• [Exercise requirements]: Copy out the listing that follows, exactly, without its pictures.

[Data records]

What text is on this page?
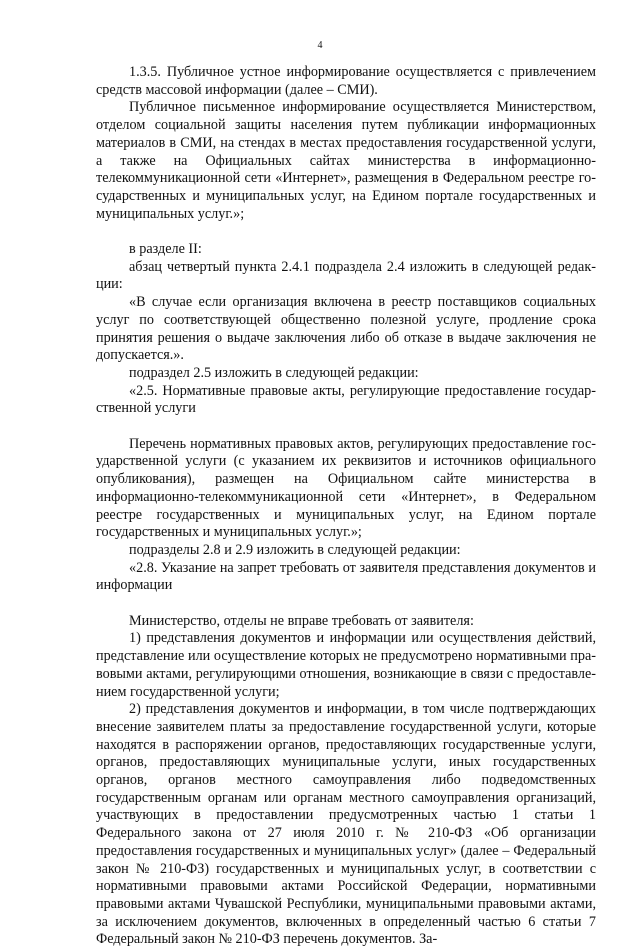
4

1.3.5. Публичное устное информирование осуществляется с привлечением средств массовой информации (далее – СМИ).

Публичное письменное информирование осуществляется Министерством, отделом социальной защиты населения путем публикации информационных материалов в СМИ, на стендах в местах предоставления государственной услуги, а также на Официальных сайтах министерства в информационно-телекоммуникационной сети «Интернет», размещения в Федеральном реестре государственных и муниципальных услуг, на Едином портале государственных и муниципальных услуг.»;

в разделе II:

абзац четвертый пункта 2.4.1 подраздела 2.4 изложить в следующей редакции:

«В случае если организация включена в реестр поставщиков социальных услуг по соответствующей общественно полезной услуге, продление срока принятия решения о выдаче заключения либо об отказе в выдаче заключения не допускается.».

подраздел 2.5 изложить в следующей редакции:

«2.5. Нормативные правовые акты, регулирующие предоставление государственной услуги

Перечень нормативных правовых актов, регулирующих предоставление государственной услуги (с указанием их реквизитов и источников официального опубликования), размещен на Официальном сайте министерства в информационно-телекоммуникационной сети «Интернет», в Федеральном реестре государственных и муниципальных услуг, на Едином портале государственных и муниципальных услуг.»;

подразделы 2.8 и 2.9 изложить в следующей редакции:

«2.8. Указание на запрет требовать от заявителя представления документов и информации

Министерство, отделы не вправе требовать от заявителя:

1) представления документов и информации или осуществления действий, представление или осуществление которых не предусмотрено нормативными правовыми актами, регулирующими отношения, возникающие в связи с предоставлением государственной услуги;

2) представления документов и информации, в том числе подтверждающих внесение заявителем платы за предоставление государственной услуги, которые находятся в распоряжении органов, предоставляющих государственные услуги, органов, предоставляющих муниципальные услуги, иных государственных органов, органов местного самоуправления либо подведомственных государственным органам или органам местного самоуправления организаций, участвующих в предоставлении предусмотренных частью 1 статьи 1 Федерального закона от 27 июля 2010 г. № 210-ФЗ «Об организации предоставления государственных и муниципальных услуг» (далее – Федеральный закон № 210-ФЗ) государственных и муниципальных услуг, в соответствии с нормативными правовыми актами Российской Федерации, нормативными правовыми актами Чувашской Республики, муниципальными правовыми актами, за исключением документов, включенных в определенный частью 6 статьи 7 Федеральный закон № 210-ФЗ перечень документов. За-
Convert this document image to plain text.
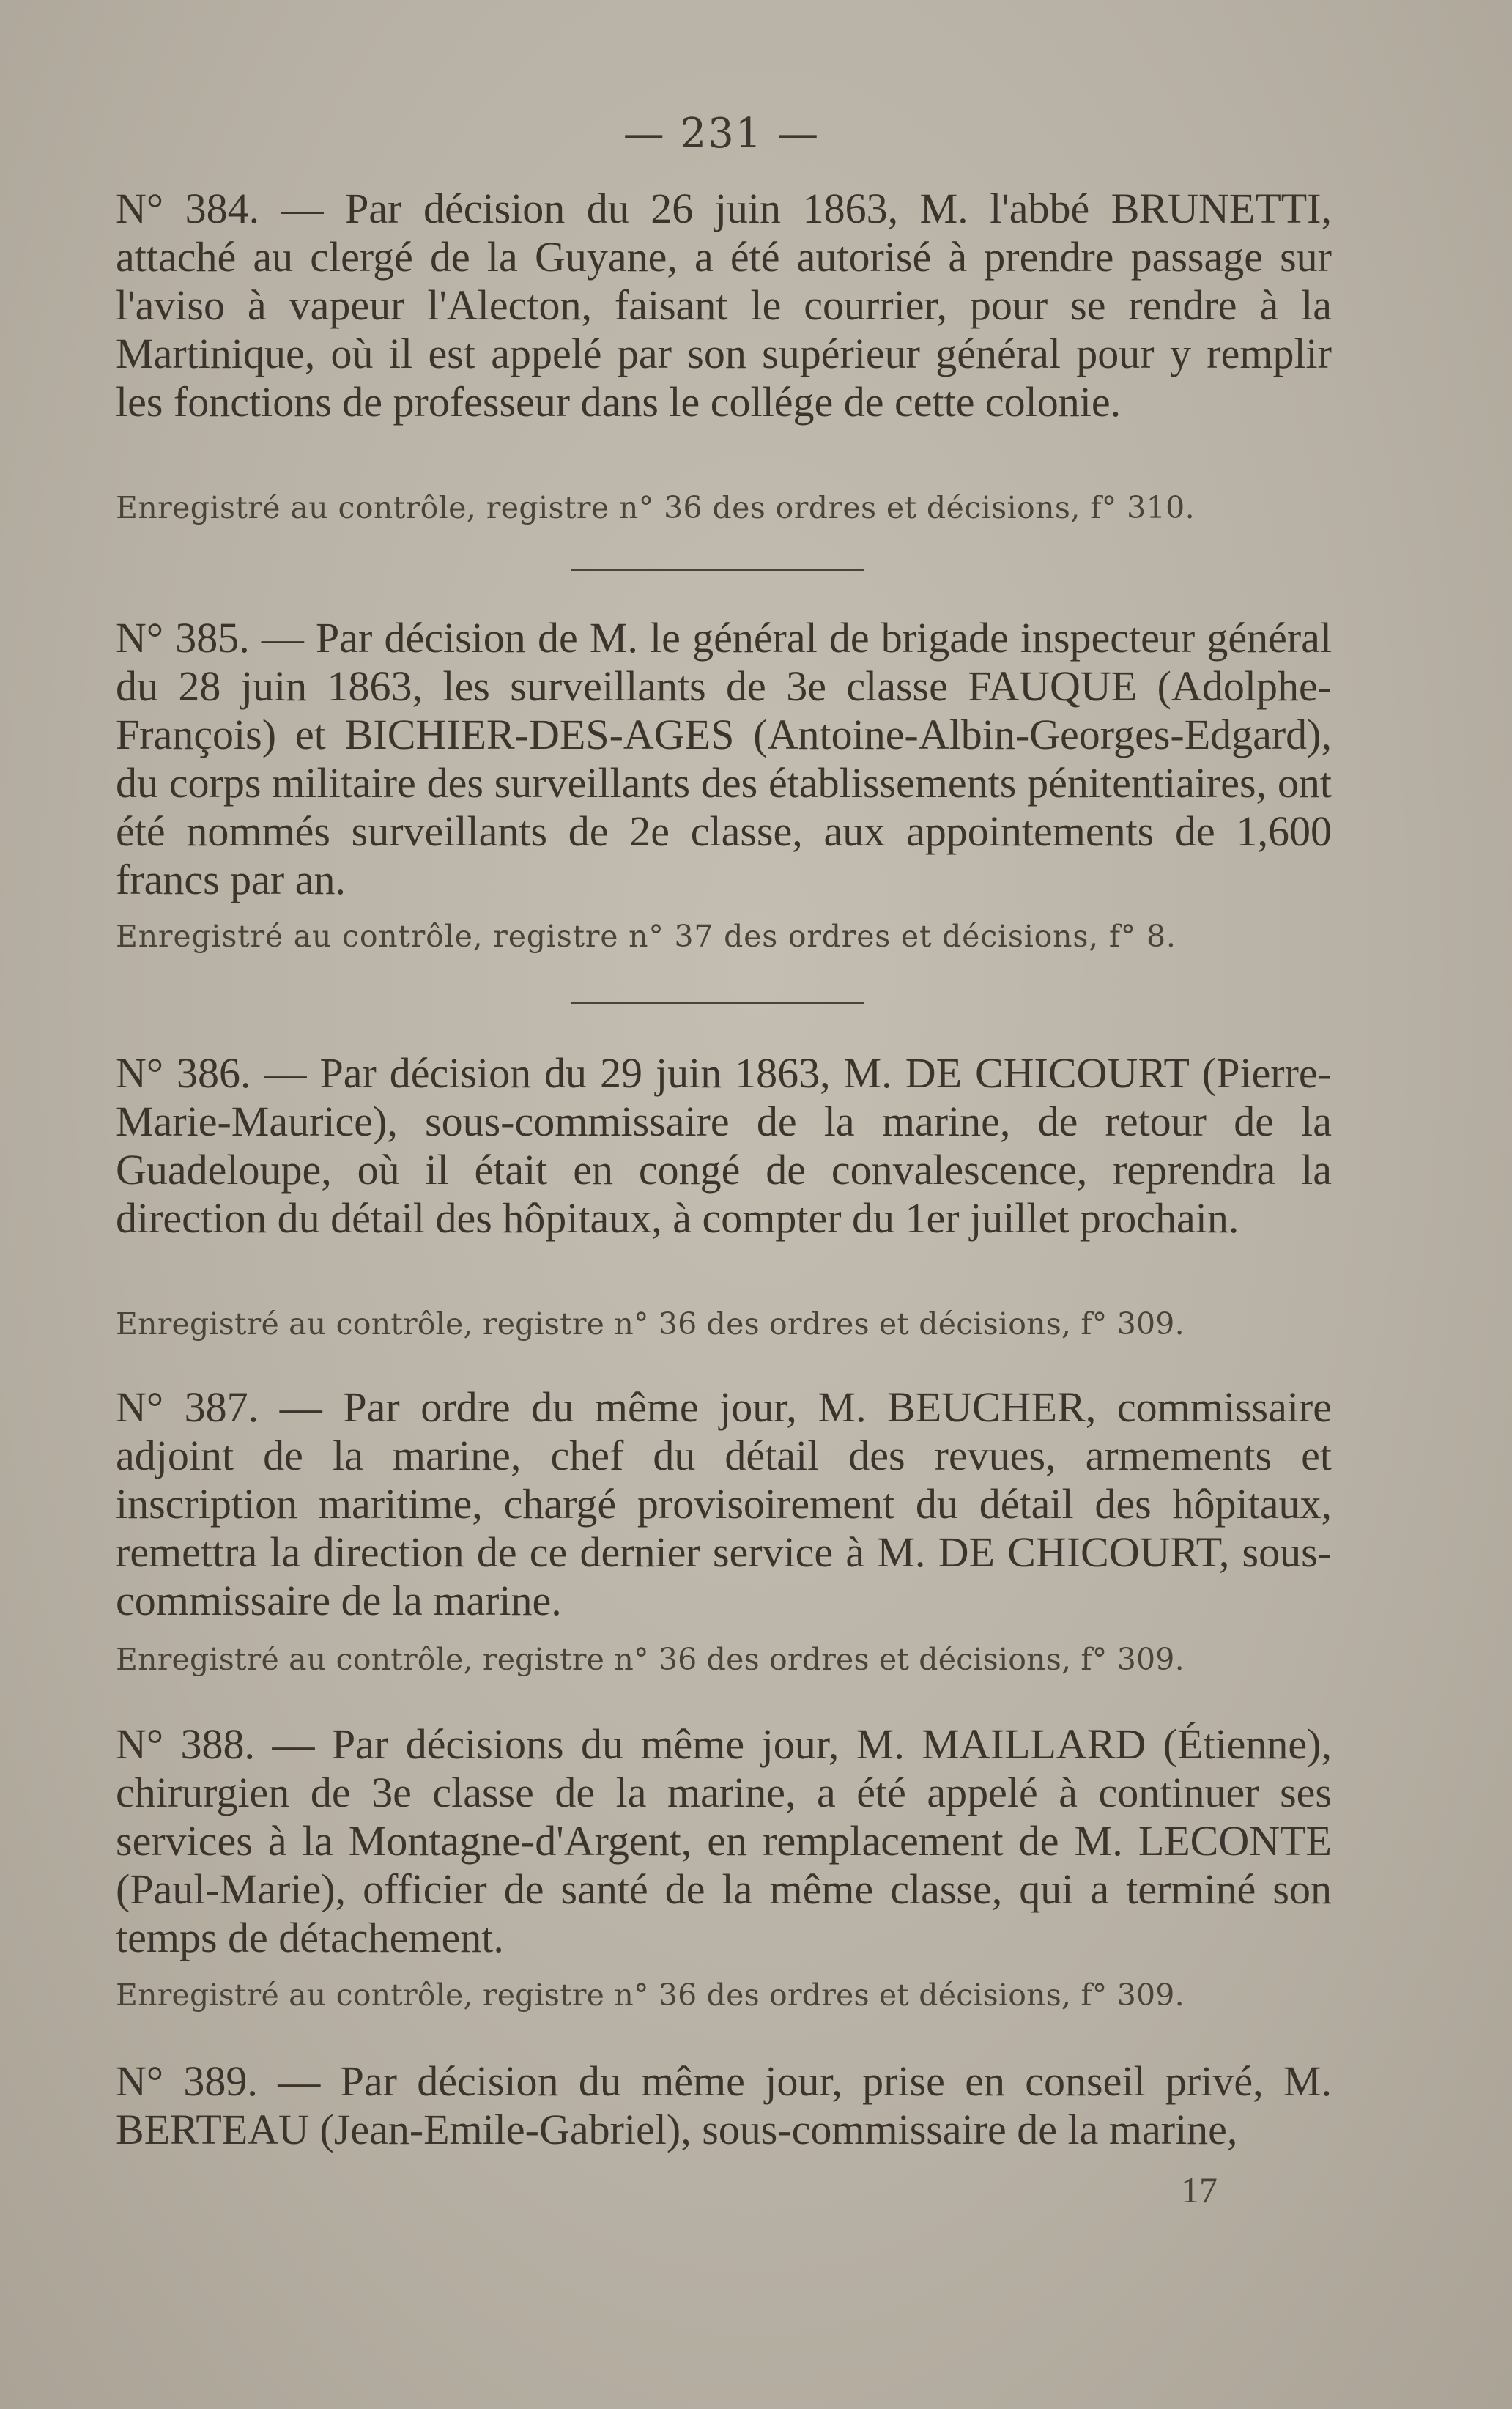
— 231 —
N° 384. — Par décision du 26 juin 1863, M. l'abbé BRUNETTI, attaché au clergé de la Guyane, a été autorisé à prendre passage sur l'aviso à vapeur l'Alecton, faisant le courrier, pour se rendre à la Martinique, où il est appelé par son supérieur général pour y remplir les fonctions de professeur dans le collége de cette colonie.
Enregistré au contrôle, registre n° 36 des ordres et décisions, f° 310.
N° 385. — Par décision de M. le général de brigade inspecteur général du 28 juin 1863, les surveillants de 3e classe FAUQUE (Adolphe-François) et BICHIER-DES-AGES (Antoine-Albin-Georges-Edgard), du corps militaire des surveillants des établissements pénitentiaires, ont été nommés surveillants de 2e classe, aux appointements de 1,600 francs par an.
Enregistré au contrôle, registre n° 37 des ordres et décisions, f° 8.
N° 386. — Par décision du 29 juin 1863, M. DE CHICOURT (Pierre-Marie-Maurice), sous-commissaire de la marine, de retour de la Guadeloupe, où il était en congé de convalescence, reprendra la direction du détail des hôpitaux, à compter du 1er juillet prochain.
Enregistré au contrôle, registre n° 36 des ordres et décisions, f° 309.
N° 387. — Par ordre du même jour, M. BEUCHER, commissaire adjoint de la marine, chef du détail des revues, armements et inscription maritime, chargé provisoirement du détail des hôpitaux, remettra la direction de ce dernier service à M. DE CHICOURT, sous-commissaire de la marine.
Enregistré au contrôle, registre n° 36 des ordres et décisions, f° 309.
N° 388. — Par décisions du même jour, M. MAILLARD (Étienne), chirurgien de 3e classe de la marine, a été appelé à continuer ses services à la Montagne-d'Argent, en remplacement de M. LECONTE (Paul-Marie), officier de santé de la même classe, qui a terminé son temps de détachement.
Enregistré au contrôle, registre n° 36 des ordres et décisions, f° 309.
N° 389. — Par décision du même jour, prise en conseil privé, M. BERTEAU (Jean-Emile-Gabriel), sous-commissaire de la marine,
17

• [Response]:
What text is on this page?
4

1.3.5. Публичное устное информирование осуществляется с привлечением средств массовой информации (далее – СМИ).

Публичное письменное информирование осуществляется Министерством, отделом социальной защиты населения путем публикации информационных материалов в СМИ, на стендах в местах предоставления государственной услуги, а также на Официальных сайтах министерства в информационно-телекоммуникационной сети «Интернет», размещения в Федеральном реестре государственных и муниципальных услуг, на Едином портале государственных и муниципальных услуг.»;

в разделе II:

абзац четвертый пункта 2.4.1 подраздела 2.4 изложить в следующей редакции:

«В случае если организация включена в реестр поставщиков социальных услуг по соответствующей общественно полезной услуге, продление срока принятия решения о выдаче заключения либо об отказе в выдаче заключения не допускается.».

подраздел 2.5 изложить в следующей редакции:

«2.5. Нормативные правовые акты, регулирующие предоставление государственной услуги

Перечень нормативных правовых актов, регулирующих предоставление государственной услуги (с указанием их реквизитов и источников официального опубликования), размещен на Официальном сайте министерства в информационно-телекоммуникационной сети «Интернет», в Федеральном реестре государственных и муниципальных услуг, на Едином портале государственных и муниципальных услуг.»;

подразделы 2.8 и 2.9 изложить в следующей редакции:

«2.8. Указание на запрет требовать от заявителя представления документов и информации

Министерство, отделы не вправе требовать от заявителя:

1) представления документов и информации или осуществления действий, представление или осуществление которых не предусмотрено нормативными правовыми актами, регулирующими отношения, возникающие в связи с предоставлением государственной услуги;

2) представления документов и информации, в том числе подтверждающих внесение заявителем платы за предоставление государственной услуги, которые находятся в распоряжении органов, предоставляющих государственные услуги, органов, предоставляющих муниципальные услуги, иных государственных органов, органов местного самоуправления либо подведомственных государственным органам или органам местного самоуправления организаций, участвующих в предоставлении предусмотренных частью 1 статьи 1 Федерального закона от 27 июля 2010 г. № 210-ФЗ «Об организации предоставления государственных и муниципальных услуг» (далее – Федеральный закон № 210-ФЗ) государственных и муниципальных услуг, в соответствии с нормативными правовыми актами Российской Федерации, нормативными правовыми актами Чувашской Республики, муниципальными правовыми актами, за исключением документов, включенных в определенный частью 6 статьи 7 Федеральный закон № 210-ФЗ перечень документов. За-
Convert this document image to plain text.
— 231 —
N° 384. — Par décision du 26 juin 1863, M. l'abbé BRUNETTI, attaché au clergé de la Guyane, a été autorisé à prendre passage sur l'aviso à vapeur l'Alecton, faisant le courrier, pour se rendre à la Martinique, où il est appelé par son supérieur général pour y remplir les fonctions de professeur dans le collége de cette colonie.
Enregistré au contrôle, registre n° 36 des ordres et décisions, f° 310.
N° 385. — Par décision de M. le général de brigade inspecteur général du 28 juin 1863, les surveillants de 3e classe FAUQUE (Adolphe-François) et BICHIER-DES-AGES (Antoine-Albin-Georges-Edgard), du corps militaire des surveillants des établissements pénitentiaires, ont été nommés surveillants de 2e classe, aux appointements de 1,600 francs par an.
Enregistré au contrôle, registre n° 37 des ordres et décisions, f° 8.
N° 386. — Par décision du 29 juin 1863, M. DE CHICOURT (Pierre-Marie-Maurice), sous-commissaire de la marine, de retour de la Guadeloupe, où il était en congé de convalescence, reprendra la direction du détail des hôpitaux, à compter du 1er juillet prochain.
Enregistré au contrôle, registre n° 36 des ordres et décisions, f° 309.
N° 387. — Par ordre du même jour, M. BEUCHER, commissaire adjoint de la marine, chef du détail des revues, armements et inscription maritime, chargé provisoirement du détail des hôpitaux, remettra la direction de ce dernier service à M. DE CHICOURT, sous-commissaire de la marine.
Enregistré au contrôle, registre n° 36 des ordres et décisions, f° 309.
N° 388. — Par décisions du même jour, M. MAILLARD (Étienne), chirurgien de 3e classe de la marine, a été appelé à continuer ses services à la Montagne-d'Argent, en remplacement de M. LECONTE (Paul-Marie), officier de santé de la même classe, qui a terminé son temps de détachement.
Enregistré au contrôle, registre n° 36 des ordres et décisions, f° 309.
N° 389. — Par décision du même jour, prise en conseil privé, M. BERTEAU (Jean-Emile-Gabriel), sous-commissaire de la marine,
17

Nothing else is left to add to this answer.